Aim of the exercise. Reproduce the material word for word; the images stay out.
______________________________
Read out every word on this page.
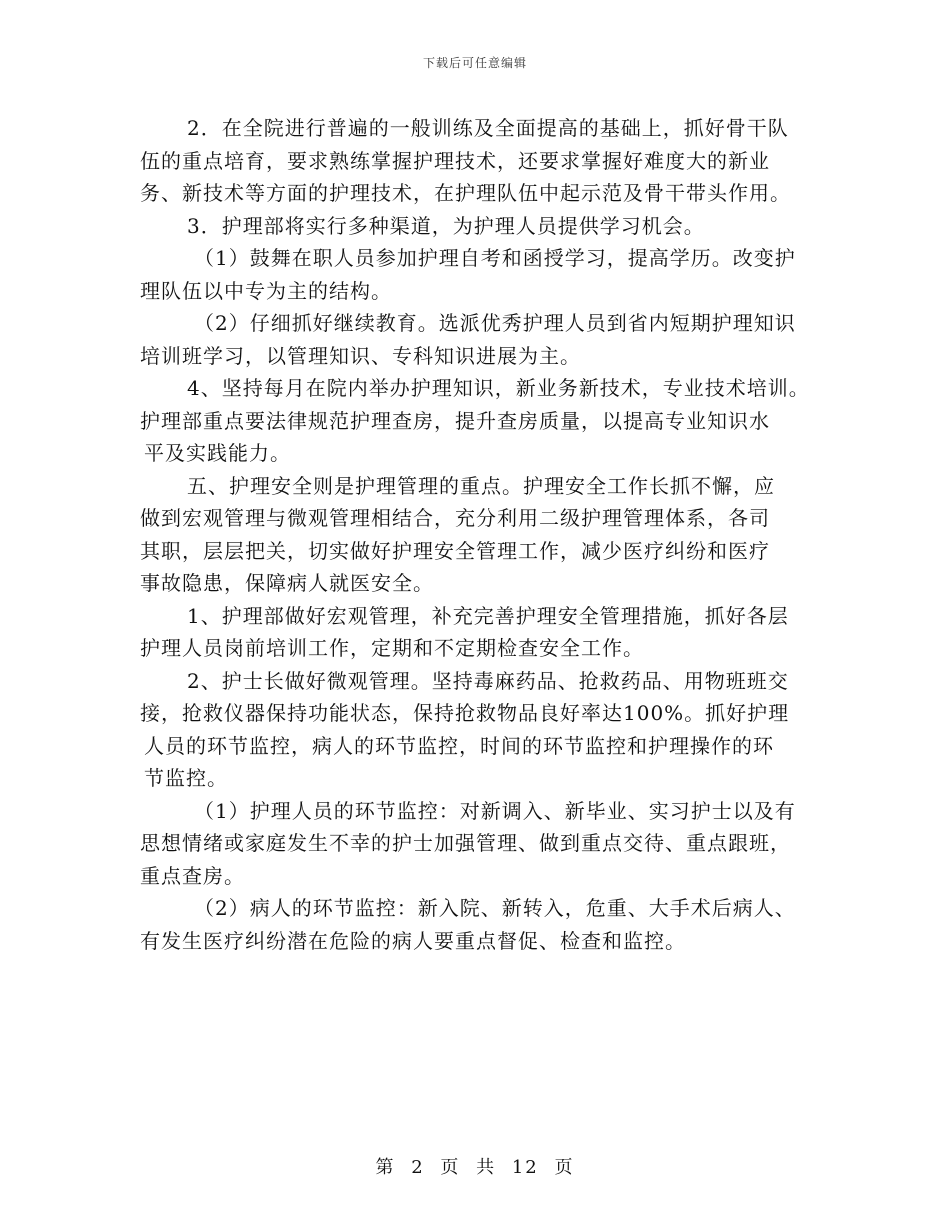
下载后可任意编辑
2．在全院进行普遍的一般训练及全面提高的基础上，抓好骨干队
伍的重点培育，要求熟练掌握护理技术，还要求掌握好难度大的新业
务、新技术等方面的护理技术，在护理队伍中起示范及骨干带头作用。
3．护理部将实行多种渠道，为护理人员提供学习机会。
（1）鼓舞在职人员参加护理自考和函授学习，提高学历。改变护
理队伍以中专为主的结构。
（2）仔细抓好继续教育。选派优秀护理人员到省内短期护理知识
培训班学习，以管理知识、专科知识进展为主。
4、坚持每月在院内举办护理知识，新业务新技术，专业技术培训。
护理部重点要法律规范护理查房，提升查房质量，以提高专业知识水
平及实践能力。
五、护理安全则是护理管理的重点。护理安全工作长抓不懈，应
做到宏观管理与微观管理相结合，充分利用二级护理管理体系，各司
其职，层层把关，切实做好护理安全管理工作，减少医疗纠纷和医疗
事故隐患，保障病人就医安全。
1、护理部做好宏观管理，补充完善护理安全管理措施，抓好各层
护理人员岗前培训工作，定期和不定期检查安全工作。
2、护士长做好微观管理。坚持毒麻药品、抢救药品、用物班班交
接，抢救仪器保持功能状态，保持抢救物品良好率达100%。抓好护理
人员的环节监控，病人的环节监控，时间的环节监控和护理操作的环
节监控。
（1）护理人员的环节监控：对新调入、新毕业、实习护士以及有
思想情绪或家庭发生不幸的护士加强管理、做到重点交待、重点跟班，
重点查房。
（2）病人的环节监控：新入院、新转入，危重、大手术后病人、
有发生医疗纠纷潜在危险的病人要重点督促、检查和监控。
第 2 页 共 12 页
______________________________
The result.
Read out every word on this page.
下载后可任意编辑
2．在全院进行普遍的一般训练及全面提高的基础上，抓好骨干队
伍的重点培育，要求熟练掌握护理技术，还要求掌握好难度大的新业
务、新技术等方面的护理技术，在护理队伍中起示范及骨干带头作用。
3．护理部将实行多种渠道，为护理人员提供学习机会。
（1）鼓舞在职人员参加护理自考和函授学习，提高学历。改变护
理队伍以中专为主的结构。
（2）仔细抓好继续教育。选派优秀护理人员到省内短期护理知识
培训班学习，以管理知识、专科知识进展为主。
4、坚持每月在院内举办护理知识，新业务新技术，专业技术培训。
护理部重点要法律规范护理查房，提升查房质量，以提高专业知识水
平及实践能力。
五、护理安全则是护理管理的重点。护理安全工作长抓不懈，应
做到宏观管理与微观管理相结合，充分利用二级护理管理体系，各司
其职，层层把关，切实做好护理安全管理工作，减少医疗纠纷和医疗
事故隐患，保障病人就医安全。
1、护理部做好宏观管理，补充完善护理安全管理措施，抓好各层
护理人员岗前培训工作，定期和不定期检查安全工作。
2、护士长做好微观管理。坚持毒麻药品、抢救药品、用物班班交
接，抢救仪器保持功能状态，保持抢救物品良好率达100%。抓好护理
人员的环节监控，病人的环节监控，时间的环节监控和护理操作的环
节监控。
（1）护理人员的环节监控：对新调入、新毕业、实习护士以及有
思想情绪或家庭发生不幸的护士加强管理、做到重点交待、重点跟班，
重点查房。
（2）病人的环节监控：新入院、新转入，危重、大手术后病人、
有发生医疗纠纷潜在危险的病人要重点督促、检查和监控。
第 2 页 共 12 页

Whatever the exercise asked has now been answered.